RECORDS FOR THE TASK:
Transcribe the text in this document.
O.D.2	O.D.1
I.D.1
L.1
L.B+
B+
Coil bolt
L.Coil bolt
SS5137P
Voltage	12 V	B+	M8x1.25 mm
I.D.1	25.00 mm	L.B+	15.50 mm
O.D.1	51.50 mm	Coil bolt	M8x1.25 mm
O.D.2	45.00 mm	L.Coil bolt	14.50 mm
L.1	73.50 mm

WHAT IS NEEDED: From the records above, please extract every line and repeat it exactly.

SOLUTION TO THE EXERCISE:
Transcribe the text in this document.
O.D.2	O.D.1
I.D.1
L.1
L.B+
B+
Coil bolt
L.Coil bolt
SS5137P
Voltage	12 V	B+	M8x1.25 mm
I.D.1	25.00 mm	L.B+	15.50 mm
O.D.1	51.50 mm	Coil bolt	M8x1.25 mm
O.D.2	45.00 mm	L.Coil bolt	14.50 mm
L.1	73.50 mm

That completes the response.